◆ **What the task requires**:
Collect each line containing "received".

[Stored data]
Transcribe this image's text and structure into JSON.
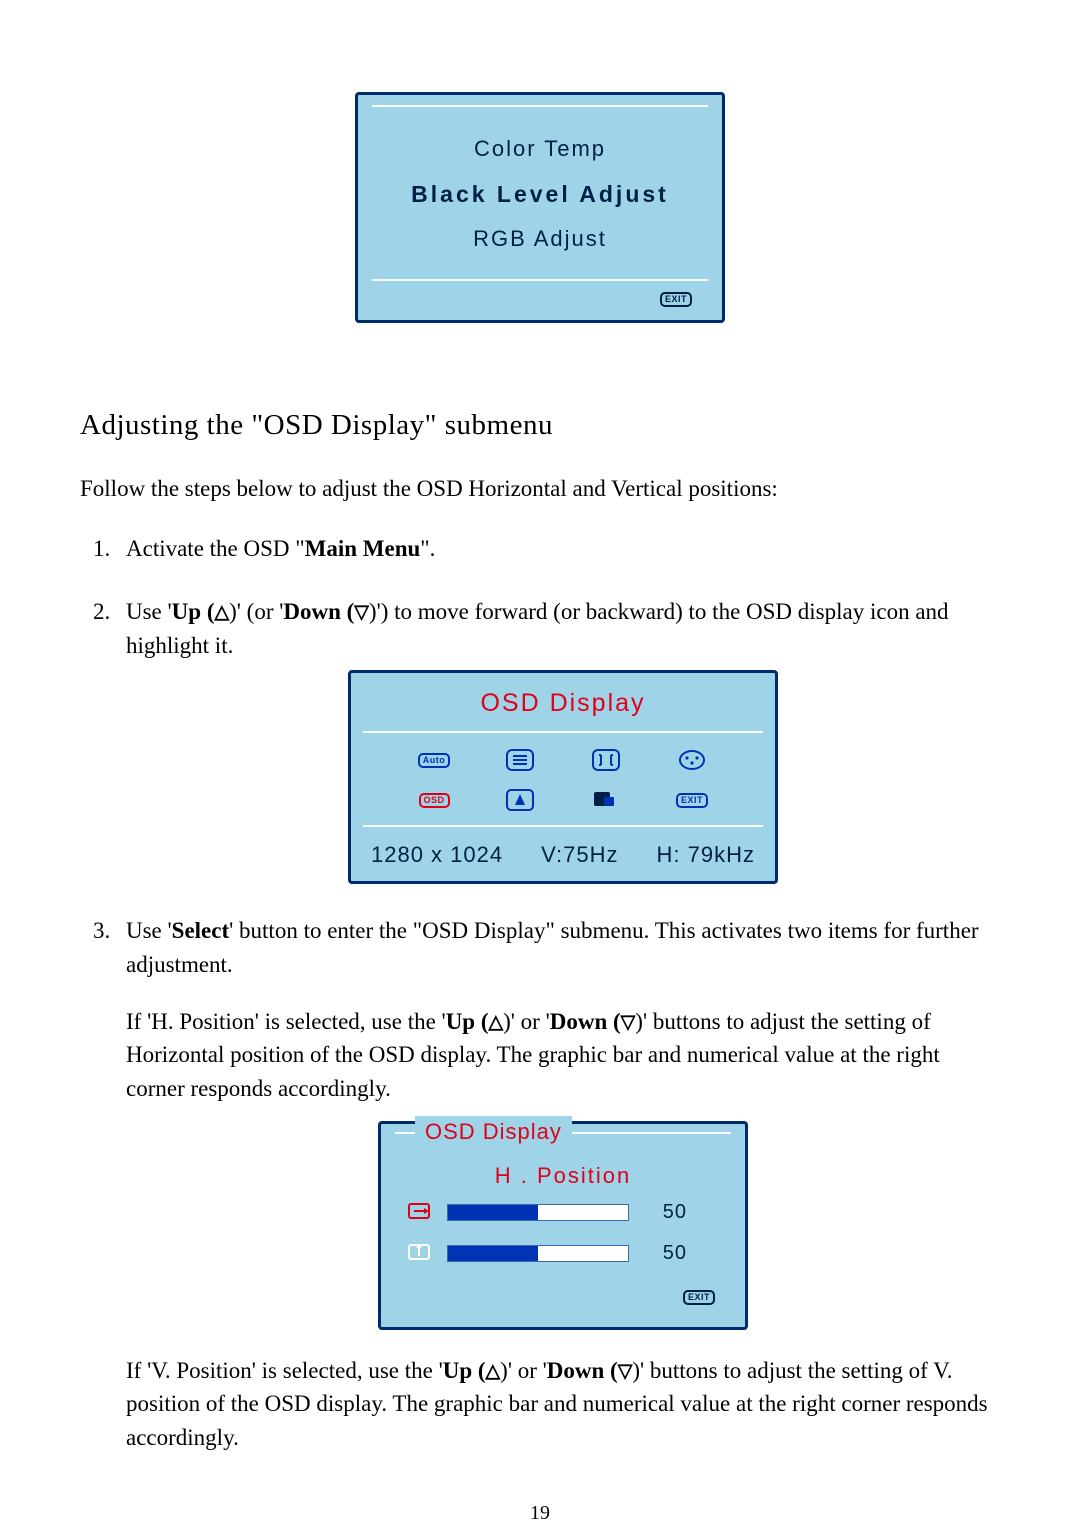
{
  "panel1": {
    "items": [
      "Color Temp",
      "Black Level Adjust",
      "RGB Adjust"
    ],
    "selected_index": 1,
    "exit_label": "EXIT"
  },
  "section_title": "Adjusting the \"OSD Display\" submenu",
  "lead": "Follow the steps below to adjust the OSD Horizontal and Vertical positions:",
  "up_glyph": "△",
  "down_glyph": "▽",
  "steps": {
    "s1_pre": "Activate the OSD \"",
    "s1_bold": "Main Menu",
    "s1_post": "\".",
    "s2_a": "Use '",
    "s2_up_bold": "Up (",
    "s2_b": ")' (or '",
    "s2_down_bold": "Down (",
    "s2_c": ")') to move forward (or backward) to the OSD display icon and highlight it.",
    "s3_a": "Use '",
    "s3_select_bold": "Select",
    "s3_b": "' button to enter the \"OSD Display\" submenu. This activates two items for further adjustment.",
    "s3_h_a": "If 'H. Position' is selected, use the '",
    "s3_h_b": ")' or '",
    "s3_h_c": ")' buttons to adjust the setting of Horizontal position of the OSD display. The graphic bar and numerical value at the right corner responds accordingly.",
    "s3_v_a": "If 'V. Position' is selected, use the '",
    "s3_v_b": ")' or '",
    "s3_v_c": ")' buttons to adjust the setting of V. position of the OSD display. The graphic bar and numerical value at the right corner responds accordingly."
  },
  "panel2": {
    "title": "OSD Display",
    "icons": [
      "auto",
      "menu",
      "size",
      "color",
      "osd",
      "info",
      "lang",
      "exit"
    ],
    "text_badges": {
      "auto": "Auto",
      "osd": "OSD",
      "exit": "EXIT"
    },
    "highlight": "osd",
    "status": {
      "res": "1280 x 1024",
      "v": "V:75Hz",
      "h": "H: 79kHz"
    }
  },
  "panel3": {
    "title": "OSD Display",
    "selected_label": "H . Position",
    "rows": [
      {
        "icon": "h-pos",
        "value": 50,
        "percent": 50
      },
      {
        "icon": "v-pos",
        "value": 50,
        "percent": 50
      }
    ],
    "exit_label": "EXIT"
  },
  "page_number": "19"
}
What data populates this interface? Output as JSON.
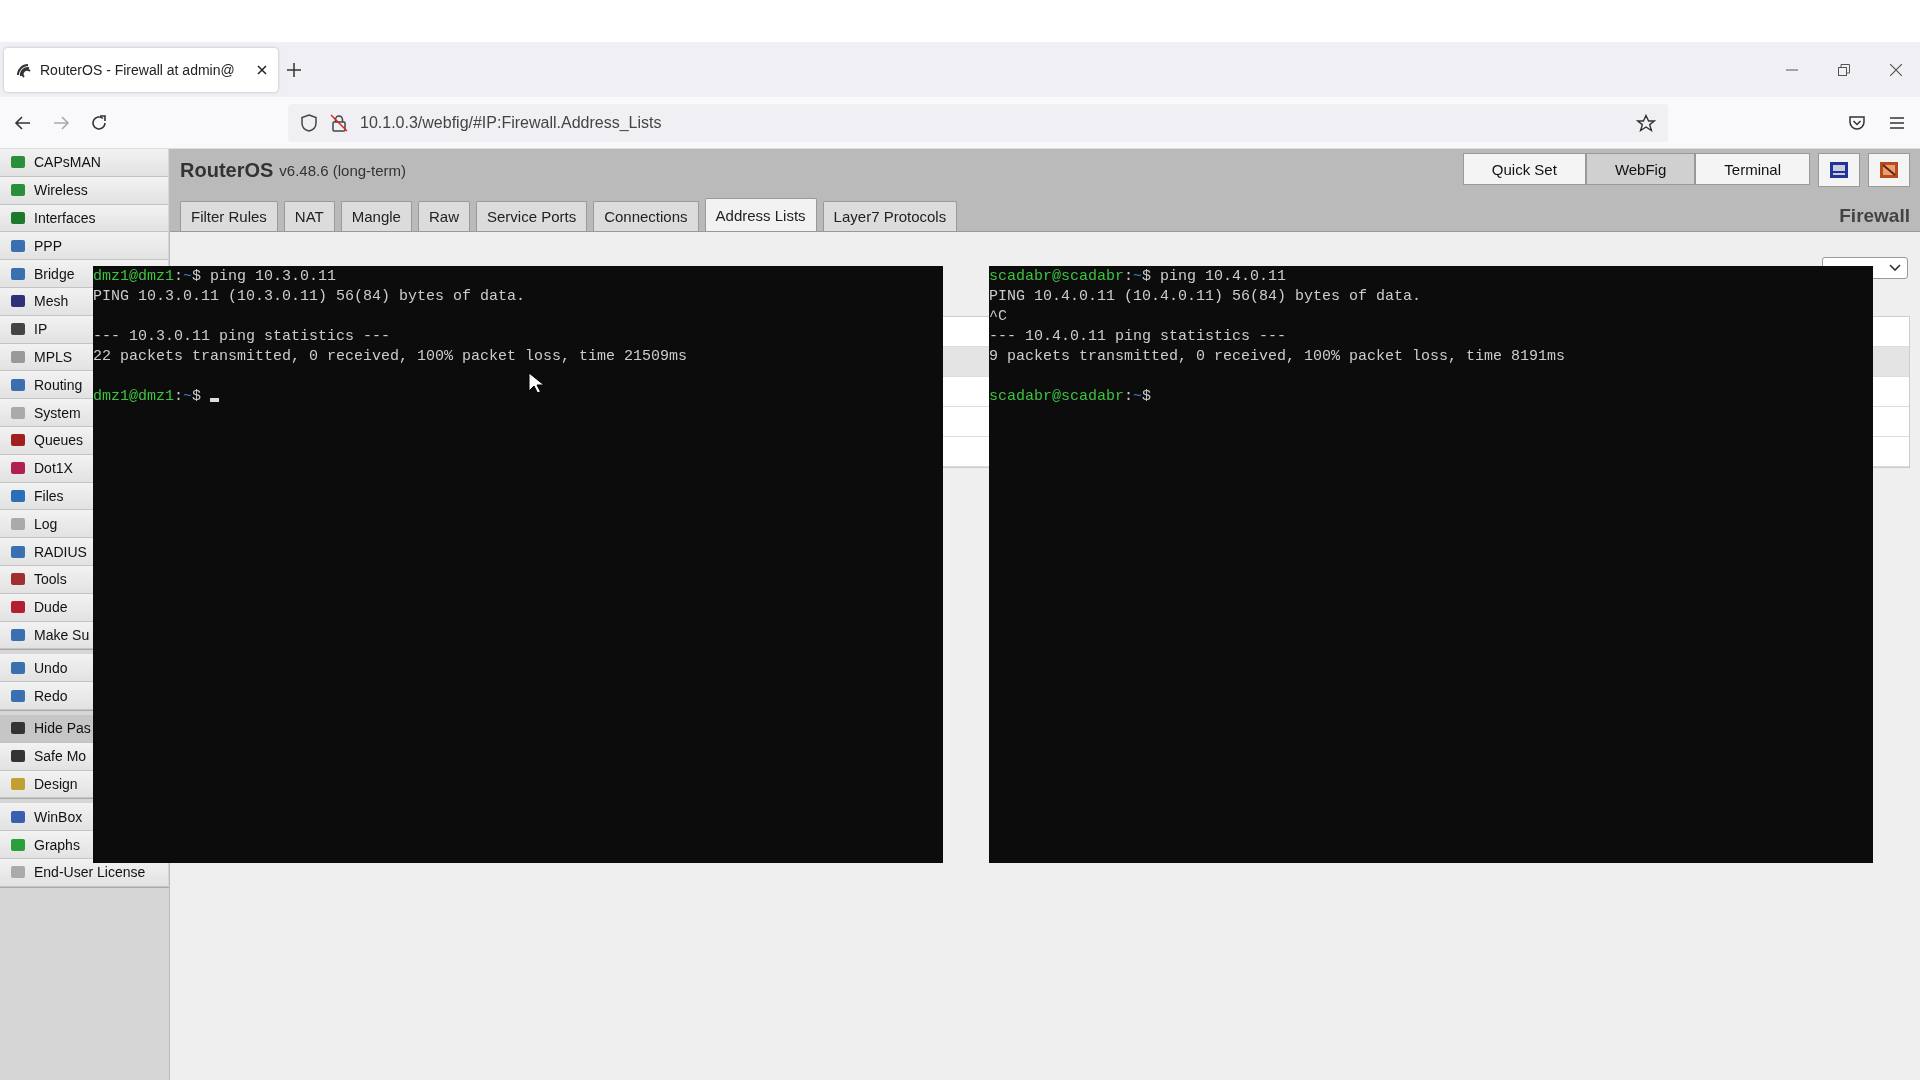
{
  "browser": {
    "tab": {
      "title": "RouterOS - Firewall at admin@",
      "selected": true
    },
    "address": "10.1.0.3/webfig/#IP:Firewall.Address_Lists"
  },
  "sidebar": {
    "groups": [
      {
        "items": [
          {
            "label": "CAPsMAN",
            "selected": false
          },
          {
            "label": "Wireless",
            "selected": false
          },
          {
            "label": "Interfaces",
            "selected": false
          },
          {
            "label": "PPP",
            "selected": false
          },
          {
            "label": "Bridge",
            "selected": false
          },
          {
            "label": "Mesh",
            "selected": false
          },
          {
            "label": "IP",
            "selected": false
          },
          {
            "label": "MPLS",
            "selected": false
          },
          {
            "label": "Routing",
            "selected": false
          },
          {
            "label": "System",
            "selected": false
          },
          {
            "label": "Queues",
            "selected": false
          },
          {
            "label": "Dot1X",
            "selected": false
          },
          {
            "label": "Files",
            "selected": false
          },
          {
            "label": "Log",
            "selected": false
          },
          {
            "label": "RADIUS",
            "selected": false
          },
          {
            "label": "Tools",
            "selected": false
          },
          {
            "label": "Dude",
            "selected": false
          },
          {
            "label": "Make Su",
            "selected": false
          }
        ]
      },
      {
        "items": [
          {
            "label": "Undo",
            "selected": false
          },
          {
            "label": "Redo",
            "selected": false
          }
        ]
      },
      {
        "items": [
          {
            "label": "Hide Pas",
            "selected": true
          },
          {
            "label": "Safe Mo",
            "selected": false
          },
          {
            "label": "Design",
            "selected": false
          }
        ]
      },
      {
        "items": [
          {
            "label": "WinBox",
            "selected": false
          },
          {
            "label": "Graphs",
            "selected": false
          },
          {
            "label": "End-User License",
            "selected": false
          }
        ]
      }
    ]
  },
  "header": {
    "product": "RouterOS",
    "version": "v6.48.6 (long-term)",
    "mode_buttons": [
      {
        "label": "Quick Set",
        "selected": false
      },
      {
        "label": "WebFig",
        "selected": true
      },
      {
        "label": "Terminal",
        "selected": false
      }
    ],
    "section": "Firewall",
    "tabs": [
      {
        "label": "Filter Rules",
        "selected": false
      },
      {
        "label": "NAT",
        "selected": false
      },
      {
        "label": "Mangle",
        "selected": false
      },
      {
        "label": "Raw",
        "selected": false
      },
      {
        "label": "Service Ports",
        "selected": false
      },
      {
        "label": "Connections",
        "selected": false
      },
      {
        "label": "Address Lists",
        "selected": true
      },
      {
        "label": "Layer7 Protocols",
        "selected": false
      }
    ]
  },
  "terminals": [
    {
      "lines": [
        {
          "kind": "prompt",
          "user": "dmz1@dmz1",
          "sep": ":",
          "dir": "~",
          "sign": "$",
          "command": " ping 10.3.0.11",
          "cursor": false
        },
        {
          "kind": "output",
          "text": "PING 10.3.0.11 (10.3.0.11) 56(84) bytes of data."
        },
        {
          "kind": "blank"
        },
        {
          "kind": "output",
          "text": "--- 10.3.0.11 ping statistics ---"
        },
        {
          "kind": "output",
          "text": "22 packets transmitted, 0 received, 100% packet loss, time 21509ms"
        },
        {
          "kind": "blank"
        },
        {
          "kind": "prompt",
          "user": "dmz1@dmz1",
          "sep": ":",
          "dir": "~",
          "sign": "$",
          "cursor": true
        }
      ]
    },
    {
      "lines": [
        {
          "kind": "prompt",
          "user": "scadabr@scadabr",
          "sep": ":",
          "dir": "~",
          "sign": "$",
          "command": " ping 10.4.0.11",
          "cursor": false
        },
        {
          "kind": "output",
          "text": "PING 10.4.0.11 (10.4.0.11) 56(84) bytes of data."
        },
        {
          "kind": "output",
          "text": "^C"
        },
        {
          "kind": "output",
          "text": "--- 10.4.0.11 ping statistics ---"
        },
        {
          "kind": "output",
          "text": "9 packets transmitted, 0 received, 100% packet loss, time 8191ms"
        },
        {
          "kind": "blank"
        },
        {
          "kind": "prompt",
          "user": "scadabr@scadabr",
          "sep": ":",
          "dir": "~",
          "sign": "$",
          "cursor": false
        }
      ]
    }
  ]
}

◆ **Response to the exercise**:
          "text": "22 packets transmitted, 0 received, 100% packet loss, time 21509ms"
          "text": "9 packets transmitted, 0 received, 100% packet loss, time 8191ms"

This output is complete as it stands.